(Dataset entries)
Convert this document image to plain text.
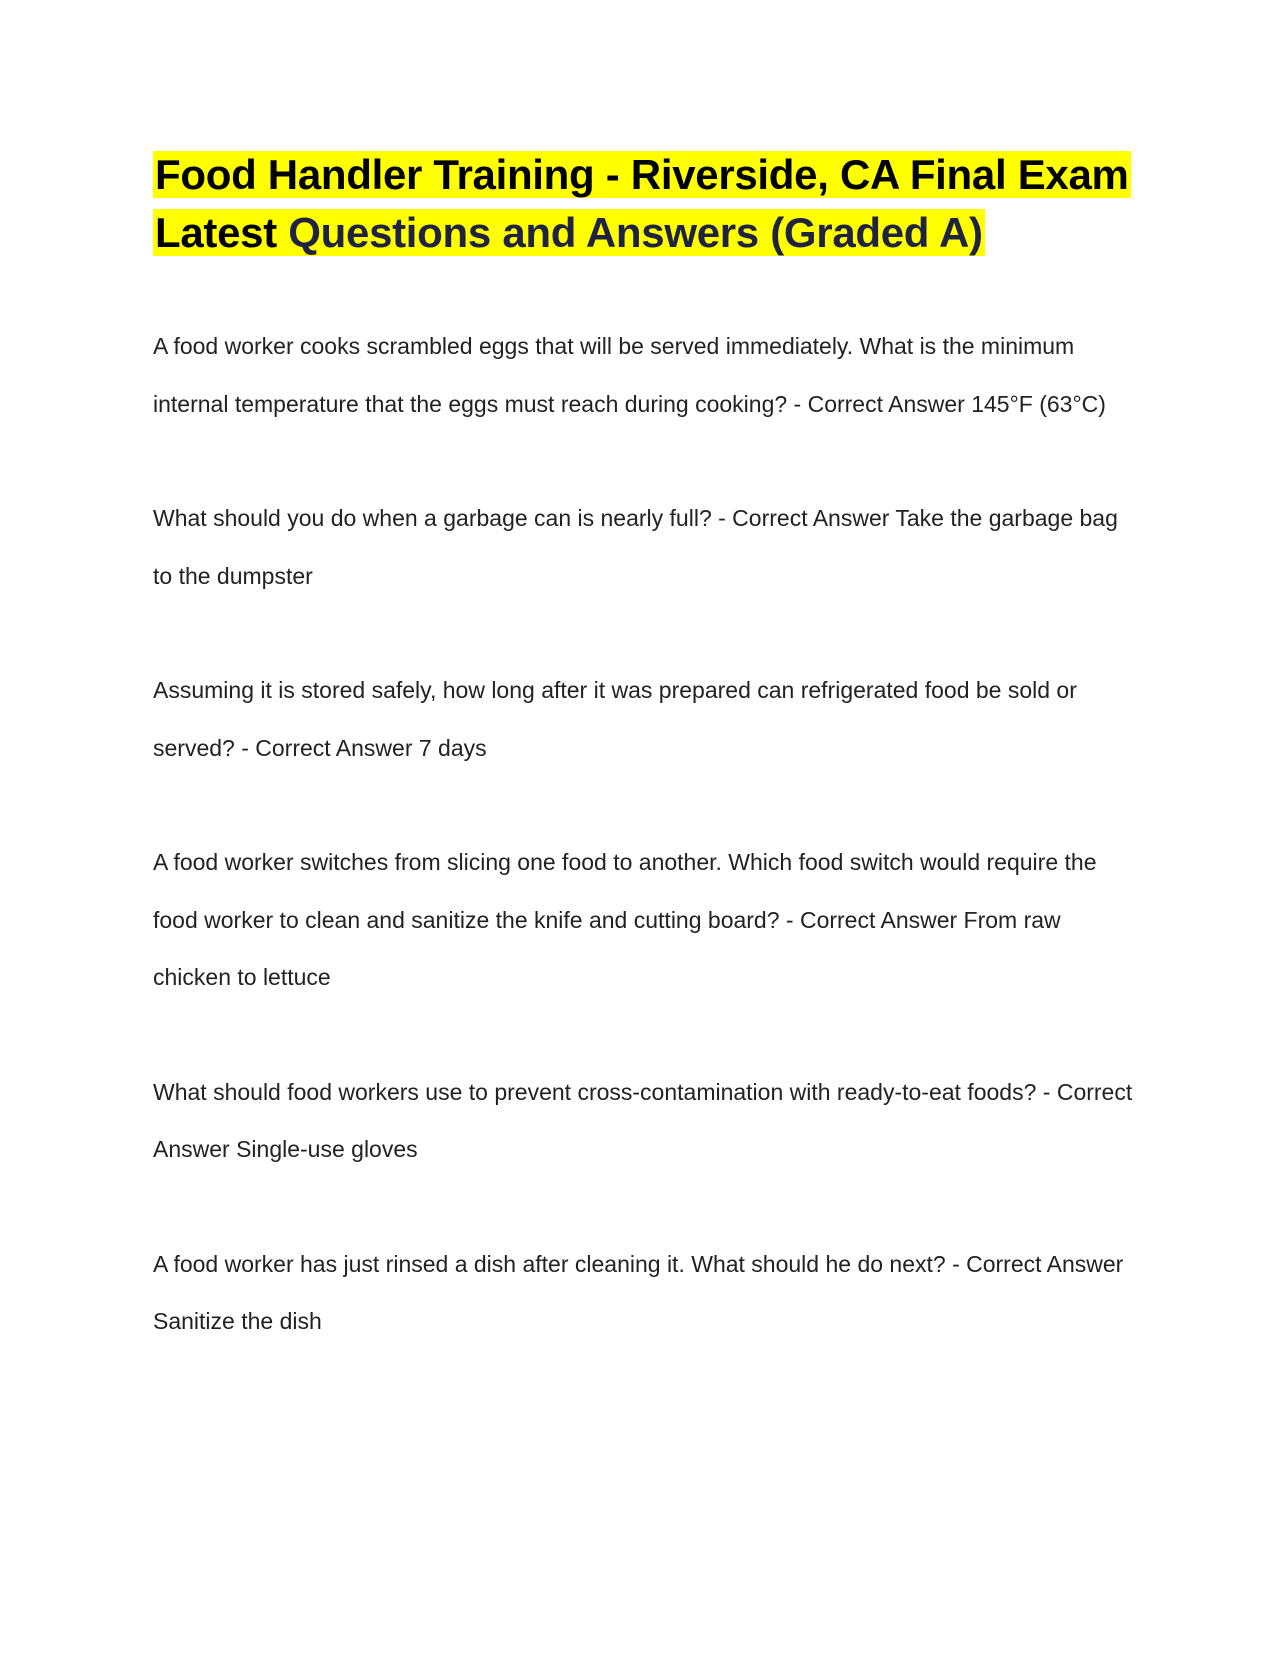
Food Handler Training - Riverside, CA Final Exam
Latest Questions and Answers (Graded A)
A food worker cooks scrambled eggs that will be served immediately. What is the minimum internal temperature that the eggs must reach during cooking? - Correct Answer 145°F (63°C)
What should you do when a garbage can is nearly full? - Correct Answer Take the garbage bag to the dumpster
Assuming it is stored safely, how long after it was prepared can refrigerated food be sold or served? - Correct Answer 7 days
A food worker switches from slicing one food to another. Which food switch would require the food worker to clean and sanitize the knife and cutting board? - Correct Answer From raw chicken to lettuce
What should food workers use to prevent cross-contamination with ready-to-eat foods? - Correct Answer Single-use gloves
A food worker has just rinsed a dish after cleaning it. What should he do next? - Correct Answer Sanitize the dish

Written task: Repeat all of the entries word for word, but omit the pictures.

Written solution:
Convert this document image to plain text.
Food Handler Training - Riverside, CA Final Exam
Latest Questions and Answers (Graded A)
A food worker cooks scrambled eggs that will be served immediately. What is the minimum internal temperature that the eggs must reach during cooking? - Correct Answer 145°F (63°C)
What should you do when a garbage can is nearly full? - Correct Answer Take the garbage bag to the dumpster
Assuming it is stored safely, how long after it was prepared can refrigerated food be sold or served? - Correct Answer 7 days
A food worker switches from slicing one food to another. Which food switch would require the food worker to clean and sanitize the knife and cutting board? - Correct Answer From raw chicken to lettuce
What should food workers use to prevent cross-contamination with ready-to-eat foods? - Correct Answer Single-use gloves
A food worker has just rinsed a dish after cleaning it. What should he do next? - Correct Answer Sanitize the dish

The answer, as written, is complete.